Go through the lines below. Copy those with "Ludwig".

Material for the task:
↓↓↓
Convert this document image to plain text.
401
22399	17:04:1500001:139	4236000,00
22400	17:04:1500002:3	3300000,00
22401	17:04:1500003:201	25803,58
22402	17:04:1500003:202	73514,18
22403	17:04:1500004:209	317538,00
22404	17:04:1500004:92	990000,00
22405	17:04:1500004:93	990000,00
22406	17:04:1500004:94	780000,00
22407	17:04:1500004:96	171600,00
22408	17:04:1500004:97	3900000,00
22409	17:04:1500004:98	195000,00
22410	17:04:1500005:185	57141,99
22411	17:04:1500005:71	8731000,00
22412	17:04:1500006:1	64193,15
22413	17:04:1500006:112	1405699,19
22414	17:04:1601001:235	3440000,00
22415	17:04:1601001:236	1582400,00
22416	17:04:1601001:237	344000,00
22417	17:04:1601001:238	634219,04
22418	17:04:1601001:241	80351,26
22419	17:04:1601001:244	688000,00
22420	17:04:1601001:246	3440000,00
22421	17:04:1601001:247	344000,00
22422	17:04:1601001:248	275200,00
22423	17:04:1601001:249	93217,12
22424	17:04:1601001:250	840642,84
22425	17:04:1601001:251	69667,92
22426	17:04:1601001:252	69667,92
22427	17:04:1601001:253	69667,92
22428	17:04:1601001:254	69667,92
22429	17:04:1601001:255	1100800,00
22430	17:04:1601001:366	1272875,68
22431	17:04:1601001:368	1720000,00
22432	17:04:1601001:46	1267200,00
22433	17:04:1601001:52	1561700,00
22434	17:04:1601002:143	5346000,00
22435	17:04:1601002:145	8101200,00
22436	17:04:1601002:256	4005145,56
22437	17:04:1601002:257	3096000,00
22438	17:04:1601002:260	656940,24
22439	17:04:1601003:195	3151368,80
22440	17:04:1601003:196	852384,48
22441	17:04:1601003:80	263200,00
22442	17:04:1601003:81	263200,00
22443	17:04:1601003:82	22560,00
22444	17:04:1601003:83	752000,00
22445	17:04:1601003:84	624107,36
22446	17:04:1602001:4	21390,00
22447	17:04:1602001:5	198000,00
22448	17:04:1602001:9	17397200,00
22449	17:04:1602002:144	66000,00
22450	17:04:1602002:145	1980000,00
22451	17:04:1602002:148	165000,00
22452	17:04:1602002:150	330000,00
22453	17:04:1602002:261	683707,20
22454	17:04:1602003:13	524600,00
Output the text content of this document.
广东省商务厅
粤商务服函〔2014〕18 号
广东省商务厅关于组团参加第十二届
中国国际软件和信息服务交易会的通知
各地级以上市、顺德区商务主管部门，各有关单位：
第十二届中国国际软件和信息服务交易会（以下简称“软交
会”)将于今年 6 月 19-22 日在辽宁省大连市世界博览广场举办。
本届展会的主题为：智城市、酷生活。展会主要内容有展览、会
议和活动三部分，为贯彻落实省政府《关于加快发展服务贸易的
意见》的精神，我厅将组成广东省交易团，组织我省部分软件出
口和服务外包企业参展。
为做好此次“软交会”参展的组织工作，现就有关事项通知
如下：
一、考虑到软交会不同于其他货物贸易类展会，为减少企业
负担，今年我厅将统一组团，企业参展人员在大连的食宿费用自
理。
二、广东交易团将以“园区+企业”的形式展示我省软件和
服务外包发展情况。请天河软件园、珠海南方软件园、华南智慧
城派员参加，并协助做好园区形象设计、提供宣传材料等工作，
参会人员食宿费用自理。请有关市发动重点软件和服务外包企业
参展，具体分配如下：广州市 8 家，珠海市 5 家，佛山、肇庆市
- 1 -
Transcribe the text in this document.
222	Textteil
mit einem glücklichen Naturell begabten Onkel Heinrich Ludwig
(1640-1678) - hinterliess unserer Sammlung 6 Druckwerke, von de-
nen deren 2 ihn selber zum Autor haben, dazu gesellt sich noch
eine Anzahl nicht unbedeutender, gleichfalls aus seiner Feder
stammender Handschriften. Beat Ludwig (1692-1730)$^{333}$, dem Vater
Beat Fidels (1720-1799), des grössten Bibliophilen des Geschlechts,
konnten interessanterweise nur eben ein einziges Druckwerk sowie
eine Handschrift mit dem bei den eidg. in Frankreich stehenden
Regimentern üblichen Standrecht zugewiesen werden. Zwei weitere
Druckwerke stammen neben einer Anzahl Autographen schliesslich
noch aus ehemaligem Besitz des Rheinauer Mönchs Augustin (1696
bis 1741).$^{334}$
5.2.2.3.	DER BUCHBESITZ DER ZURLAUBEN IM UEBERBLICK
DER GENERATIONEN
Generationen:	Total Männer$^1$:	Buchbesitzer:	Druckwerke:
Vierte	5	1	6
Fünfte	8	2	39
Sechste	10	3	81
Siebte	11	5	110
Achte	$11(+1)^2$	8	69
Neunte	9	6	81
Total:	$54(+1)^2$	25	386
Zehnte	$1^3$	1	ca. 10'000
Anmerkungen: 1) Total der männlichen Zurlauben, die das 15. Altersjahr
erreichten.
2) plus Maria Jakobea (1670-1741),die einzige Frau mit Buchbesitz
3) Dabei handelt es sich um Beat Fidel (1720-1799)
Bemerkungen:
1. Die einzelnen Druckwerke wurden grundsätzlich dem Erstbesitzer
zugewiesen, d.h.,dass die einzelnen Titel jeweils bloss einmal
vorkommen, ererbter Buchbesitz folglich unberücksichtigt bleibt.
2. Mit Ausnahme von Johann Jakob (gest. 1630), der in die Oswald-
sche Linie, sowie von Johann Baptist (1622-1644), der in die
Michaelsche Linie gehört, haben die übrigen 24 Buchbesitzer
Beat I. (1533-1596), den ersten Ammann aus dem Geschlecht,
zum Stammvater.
↑↑↑
Response to the exercise:
mit einem glücklichen Naturell begabten Onkel Heinrich Ludwig
stammender Handschriften. Beat Ludwig (1692-1730)$^{333}$, dem Vater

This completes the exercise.